Given task:
Pictures aside, write out every record exactly as it appears.
───── Given records
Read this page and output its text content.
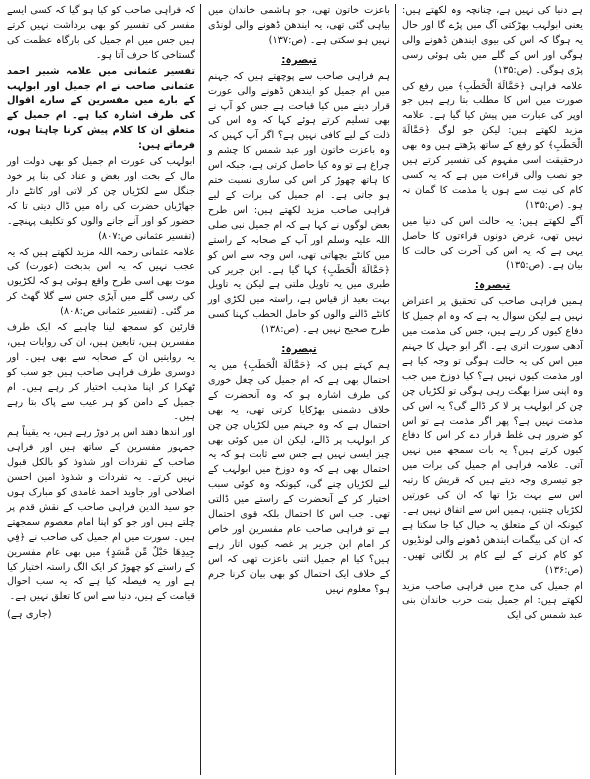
ہے دنیا کی نہیں ہے، چنانچہ وہ لکھتے ہیں: یعنی ابولہب بھڑکتی آگ میں پڑے گا اور حال یہ ہوگا کہ اس کی بیوی ایندھن ڈھونے والی ہوگی اور اس کے گلے میں بٹی ہوئی رسی پڑی ہوگی۔ (ص:۱۳۵)

علامہ فراہی ﴿حَمَّالَةَ الْحَطَبِ﴾ میں رفع کی صورت میں اس کا مطلب بتا رہے ہیں جو اوپر کی عبارت میں پیش کیا گیا ہے۔ علامہ مزید لکھتے ہیں: لیکن جو لوگ ﴿حَمَّالَةَ الْحَطَبِ﴾ کو رفع کے ساتھ پڑھتے ہیں وہ بھی درحقیقت اسی مفہوم کی تفسیر کرتے ہیں جو نصب والی قراءت میں ہے کہ یہ کسی کام کی نیت سے ہوں یا مذمت کا گمان نہ ہو۔ (ص:۱۳۵)

آگے لکھتے ہیں: یہ حالت اس کی دنیا میں نہیں تھی، غرض دونوں قراءتوں کا حاصل یہی ہے کہ یہ اس کی آخرت کی حالت کا بیان ہے۔ (ص:۱۳۵)

تبصرہ:

ہمیں فراہی صاحب کی تحقیق پر اعتراض نہیں ہے لیکن سوال یہ ہے کہ وہ ام جمیل کا دفاع کیوں کر رہے ہیں، جس کی مذمت میں آدھی سورت اتری ہے۔ اگر ابو جہل کا جہنم میں اس کی یہ حالت ہوگی تو وجہ کیا ہے اور مذمت کیوں نہیں ہے؟ کیا دوزخ میں جب وہ اپنی سزا بھگت رہی ہوگی تو لکڑیاں چن چن کر ابولہب پر لا کر ڈالے گی؟ یہ اس کی مذمت نہیں ہے؟ پھر اگر مذمت ہے تو اس کو ضرور ہی غلط قرار دے کر اس کا دفاع کیوں کرتے ہیں؟ یہ بات سمجھ میں نہیں آتی۔ علامہ فراہی ام جمیل کی برات میں جو تیسری وجہ دیتے ہیں کہ قریش کا رتبہ اس سے بہت بڑا تھا کہ ان کی عورتیں لکڑیاں چنتیں، ہمیں اس سے اتفاق نہیں ہے۔ کیونکہ ان کے متعلق یہ خیال کیا جا سکتا ہے کہ ان کی بیگمات ایندھن ڈھونے والی لونڈیوں کو کام کرنے کے لیے کام پر لگاتی تھیں۔ (ص:۱۳۶)

ام جمیل کی مدح میں فراہی صاحب مزید لکھتے ہیں: ام جمیل بنت حرب خاندان بنی عبد شمس کی ایک

باعزت خاتون تھی، جو ہاشمی خاندان میں بیاہی گئی تھی، یہ ایندھن ڈھونے والی لونڈی نہیں ہو سکتی ہے۔ (ص:۱۳۷)

تبصرہ:

ہم فراہی صاحب سے پوچھتے ہیں کہ جہنم میں ام جمیل کو ایندھن ڈھونے والی عورت قرار دینے میں کیا قباحت ہے جس کو آپ نے بھی تسلیم کرتے ہوئے کہا کہ وہ اس کی ذلت کے لیے کافی نہیں ہے؟ اگر آپ کہیں کہ وہ باعزت خاتون اور عبد شمس کا چشم و چراغ ہے تو وہ کیا حاصل کرتی ہے، جبکہ اس کا ہاتھ چھوڑ کر اس کی ساری نسبت ختم ہو جاتی ہے۔ ام جمیل کی برات کے لیے فراہی صاحب مزید لکھتے ہیں: اس طرح بعض لوگوں نے کہا ہے کہ ام جمیل نبی صلی اللہ علیہ وسلم اور آپ کے صحابہ کے راستے میں کانٹے بچھاتی تھی، اس وجہ سے اس کو ﴿حَمَّالَةَ الْحَطَبِ﴾ کہا گیا ہے۔ ابن جریر کی طبری میں یہ تاویل ملتی ہے لیکن یہ تاویل بہت بعید از قیاس ہے، راستہ میں لکڑی اور کانٹے ڈالنے والوں کو حامل الحطب کہنا کسی طرح صحیح نہیں ہے۔ (ص:۱۳۸)

تبصرہ:

ہم کہتے ہیں کہ ﴿حَمَّالَةَ الْحَطَبِ﴾ میں یہ احتمال بھی ہے کہ ام جمیل کی چغل خوری کی طرف اشارہ ہو کہ وہ آنحضرت کے خلاف دشمنی بھڑکایا کرتی تھی، یہ بھی احتمال ہے کہ وہ جہنم میں لکڑیاں چن چن کر ابولہب پر ڈالے، لیکن ان میں کوئی بھی چیز ایسی نہیں ہے جس سے ثابت ہو کہ یہ احتمال بھی ہے کہ وہ دوزخ میں ابولہب کے لیے لکڑیاں چنے گی، کیونکہ وہ کوئی سبب اختیار کر کے آنحضرت کے راستے میں ڈالتی تھی۔ جب اس کا احتمال بلکہ قوی احتمال ہے تو فراہی صاحب عام مفسرین اور خاص کر امام ابن جریر پر غصہ کیوں اتار رہے ہیں؟ کیا ام جمیل اتنی باعزت تھی کہ اس کے خلاف ایک احتمال کو بھی بیان کرنا جرم ہو؟ معلوم نہیں

کہ فراہی صاحب کو کیا ہو گیا کہ کسی ایسے مفسر کی تفسیر کو بھی برداشت نہیں کرتے ہیں جس میں ام جمیل کی بارگاہ عظمت کی گستاخی کا حرف آتا ہو۔

تفسیر عثمانی میں علامہ شبیر احمد عثمانی صاحب نے ام جمیل اور ابولہب کے بارے میں مفسرین کے سارے اقوال کی طرف اشارہ کیا ہے۔ ام جمیل کے متعلق ان کا کلام پیش کرنا چاہتا ہوں، فرماتے ہیں:

ابولہب کی عورت ام جمیل کو بھی دولت اور مال کے بخت اور بغض و عناد کی بنا پر خود جنگل سے لکڑیاں چن کر لاتی اور کانٹے دار جھاڑیاں حضرت کی راہ میں ڈال دیتی تا کہ حضور کو اور آنے جانے والوں کو تکلیف پہنچے۔ (تفسیر عثمانی ص:۸۰۷)

علامہ عثمانی رحمہ اللہ مزید لکھتے ہیں کہ یہ عجب نہیں کہ یہ اس بدبخت (عورت) کی موت بھی اسی طرح واقع ہوئی ہو کہ لکڑیوں کی رسی گلے میں آپڑی جس سے گلا گھٹ کر مر گئی۔ (تفسیر عثمانی ص:۸۰۸)

قارئین کو سمجھ لینا چاہیے کہ ایک طرف مفسرین ہیں، تابعین ہیں، ان کی روایات ہیں، یہ روایتیں ان کے صحابہ سے بھی ہیں۔ اور دوسری طرف فراہی صاحب ہیں جو سب کو ٹھکرا کر اپنا مذہب اختیار کر رہے ہیں۔ ام جمیل کے دامن کو ہر عیب سے پاک بتا رہے ہیں۔

اور اندھا دھند اس پر دوڑ رہے ہیں، یہ یقیناً ہم جمہور مفسرین کے ساتھ ہیں اور فراہی صاحب کے تفردات اور شذوذ کو بالکل قبول نہیں کرتے۔ یہ تفردات و شذوذ امین احسن اصلاحی اور جاوید احمد غامدی کو مبارک ہوں جو سید الدین فراہی صاحب کے نقش قدم پر چلتے ہیں اور جو کو اپنا امام معصوم سمجھتے ہیں۔ سورت میں ام جمیل کی صاحب نے ﴿فِي جِيدِهَا حَبْلٌ مِّن مَّسَدٍ﴾ میں بھی عام مفسرین کے راستے کو چھوڑ کر ایک الگ راستہ اختیار کیا ہے اور یہ فیصلہ کیا ہے کہ یہ سب احوال قیامت کے ہیں، دنیا سے اس کا تعلق نہیں ہے۔

(جاری ہے)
──────────
Answer below:
Read this page and output its text content.
ہے دنیا کی نہیں ہے، چنانچہ وہ لکھتے ہیں: یعنی ابولہب بھڑکتی آگ میں پڑے گا اور حال یہ ہوگا کہ اس کی بیوی ایندھن ڈھونے والی ہوگی اور اس کے گلے میں بٹی ہوئی رسی پڑی ہوگی۔ (ص:۱۳۵)

علامہ فراہی ﴿حَمَّالَةَ الْحَطَبِ﴾ میں رفع کی صورت میں اس کا مطلب بتا رہے ہیں جو اوپر کی عبارت میں پیش کیا گیا ہے۔ علامہ مزید لکھتے ہیں: لیکن جو لوگ ﴿حَمَّالَةَ الْحَطَبِ﴾ کو رفع کے ساتھ پڑھتے ہیں وہ بھی درحقیقت اسی مفہوم کی تفسیر کرتے ہیں جو نصب والی قراءت میں ہے کہ یہ کسی کام کی نیت سے ہوں یا مذمت کا گمان نہ ہو۔ (ص:۱۳۵)

آگے لکھتے ہیں: یہ حالت اس کی دنیا میں نہیں تھی، غرض دونوں قراءتوں کا حاصل یہی ہے کہ یہ اس کی آخرت کی حالت کا بیان ہے۔ (ص:۱۳۵)

تبصرہ:

ہمیں فراہی صاحب کی تحقیق پر اعتراض نہیں ہے لیکن سوال یہ ہے کہ وہ ام جمیل کا دفاع کیوں کر رہے ہیں، جس کی مذمت میں آدھی سورت اتری ہے۔ اگر ابو جہل کا جہنم میں اس کی یہ حالت ہوگی تو وجہ کیا ہے اور مذمت کیوں نہیں ہے؟ کیا دوزخ میں جب وہ اپنی سزا بھگت رہی ہوگی تو لکڑیاں چن چن کر ابولہب پر لا کر ڈالے گی؟ یہ اس کی مذمت نہیں ہے؟ پھر اگر مذمت ہے تو اس کو ضرور ہی غلط قرار دے کر اس کا دفاع کیوں کرتے ہیں؟ یہ بات سمجھ میں نہیں آتی۔ علامہ فراہی ام جمیل کی برات میں جو تیسری وجہ دیتے ہیں کہ قریش کا رتبہ اس سے بہت بڑا تھا کہ ان کی عورتیں لکڑیاں چنتیں، ہمیں اس سے اتفاق نہیں ہے۔ کیونکہ ان کے متعلق یہ خیال کیا جا سکتا ہے کہ ان کی بیگمات ایندھن ڈھونے والی لونڈیوں کو کام کرنے کے لیے کام پر لگاتی تھیں۔ (ص:۱۳۶)

ام جمیل کی مدح میں فراہی صاحب مزید لکھتے ہیں: ام جمیل بنت حرب خاندان بنی عبد شمس کی ایک

باعزت خاتون تھی، جو ہاشمی خاندان میں بیاہی گئی تھی، یہ ایندھن ڈھونے والی لونڈی نہیں ہو سکتی ہے۔ (ص:۱۳۷)

تبصرہ:

ہم فراہی صاحب سے پوچھتے ہیں کہ جہنم میں ام جمیل کو ایندھن ڈھونے والی عورت قرار دینے میں کیا قباحت ہے جس کو آپ نے بھی تسلیم کرتے ہوئے کہا کہ وہ اس کی ذلت کے لیے کافی نہیں ہے؟ اگر آپ کہیں کہ وہ باعزت خاتون اور عبد شمس کا چشم و چراغ ہے تو وہ کیا حاصل کرتی ہے، جبکہ اس کا ہاتھ چھوڑ کر اس کی ساری نسبت ختم ہو جاتی ہے۔ ام جمیل کی برات کے لیے فراہی صاحب مزید لکھتے ہیں: اس طرح بعض لوگوں نے کہا ہے کہ ام جمیل نبی صلی اللہ علیہ وسلم اور آپ کے صحابہ کے راستے میں کانٹے بچھاتی تھی، اس وجہ سے اس کو ﴿حَمَّالَةَ الْحَطَبِ﴾ کہا گیا ہے۔ ابن جریر کی طبری میں یہ تاویل ملتی ہے لیکن یہ تاویل بہت بعید از قیاس ہے، راستہ میں لکڑی اور کانٹے ڈالنے والوں کو حامل الحطب کہنا کسی طرح صحیح نہیں ہے۔ (ص:۱۳۸)

تبصرہ:

ہم کہتے ہیں کہ ﴿حَمَّالَةَ الْحَطَبِ﴾ میں یہ احتمال بھی ہے کہ ام جمیل کی چغل خوری کی طرف اشارہ ہو کہ وہ آنحضرت کے خلاف دشمنی بھڑکایا کرتی تھی، یہ بھی احتمال ہے کہ وہ جہنم میں لکڑیاں چن چن کر ابولہب پر ڈالے، لیکن ان میں کوئی بھی چیز ایسی نہیں ہے جس سے ثابت ہو کہ یہ احتمال بھی ہے کہ وہ دوزخ میں ابولہب کے لیے لکڑیاں چنے گی، کیونکہ وہ کوئی سبب اختیار کر کے آنحضرت کے راستے میں ڈالتی تھی۔ جب اس کا احتمال بلکہ قوی احتمال ہے تو فراہی صاحب عام مفسرین اور خاص کر امام ابن جریر پر غصہ کیوں اتار رہے ہیں؟ کیا ام جمیل اتنی باعزت تھی کہ اس کے خلاف ایک احتمال کو بھی بیان کرنا جرم ہو؟ معلوم نہیں

کہ فراہی صاحب کو کیا ہو گیا کہ کسی ایسے مفسر کی تفسیر کو بھی برداشت نہیں کرتے ہیں جس میں ام جمیل کی بارگاہ عظمت کی گستاخی کا حرف آتا ہو۔

تفسیر عثمانی میں علامہ شبیر احمد عثمانی صاحب نے ام جمیل اور ابولہب کے بارے میں مفسرین کے سارے اقوال کی طرف اشارہ کیا ہے۔ ام جمیل کے متعلق ان کا کلام پیش کرنا چاہتا ہوں، فرماتے ہیں:

ابولہب کی عورت ام جمیل کو بھی دولت اور مال کے بخت اور بغض و عناد کی بنا پر خود جنگل سے لکڑیاں چن کر لاتی اور کانٹے دار جھاڑیاں حضرت کی راہ میں ڈال دیتی تا کہ حضور کو اور آنے جانے والوں کو تکلیف پہنچے۔ (تفسیر عثمانی ص:۸۰۷)

علامہ عثمانی رحمہ اللہ مزید لکھتے ہیں کہ یہ عجب نہیں کہ یہ اس بدبخت (عورت) کی موت بھی اسی طرح واقع ہوئی ہو کہ لکڑیوں کی رسی گلے میں آپڑی جس سے گلا گھٹ کر مر گئی۔ (تفسیر عثمانی ص:۸۰۸)

قارئین کو سمجھ لینا چاہیے کہ ایک طرف مفسرین ہیں، تابعین ہیں، ان کی روایات ہیں، یہ روایتیں ان کے صحابہ سے بھی ہیں۔ اور دوسری طرف فراہی صاحب ہیں جو سب کو ٹھکرا کر اپنا مذہب اختیار کر رہے ہیں۔ ام جمیل کے دامن کو ہر عیب سے پاک بتا رہے ہیں۔

اور اندھا دھند اس پر دوڑ رہے ہیں، یہ یقیناً ہم جمہور مفسرین کے ساتھ ہیں اور فراہی صاحب کے تفردات اور شذوذ کو بالکل قبول نہیں کرتے۔ یہ تفردات و شذوذ امین احسن اصلاحی اور جاوید احمد غامدی کو مبارک ہوں جو سید الدین فراہی صاحب کے نقش قدم پر چلتے ہیں اور جو کو اپنا امام معصوم سمجھتے ہیں۔ سورت میں ام جمیل کی صاحب نے ﴿فِي جِيدِهَا حَبْلٌ مِّن مَّسَدٍ﴾ میں بھی عام مفسرین کے راستے کو چھوڑ کر ایک الگ راستہ اختیار کیا ہے اور یہ فیصلہ کیا ہے کہ یہ سب احوال قیامت کے ہیں، دنیا سے اس کا تعلق نہیں ہے۔

(جاری ہے)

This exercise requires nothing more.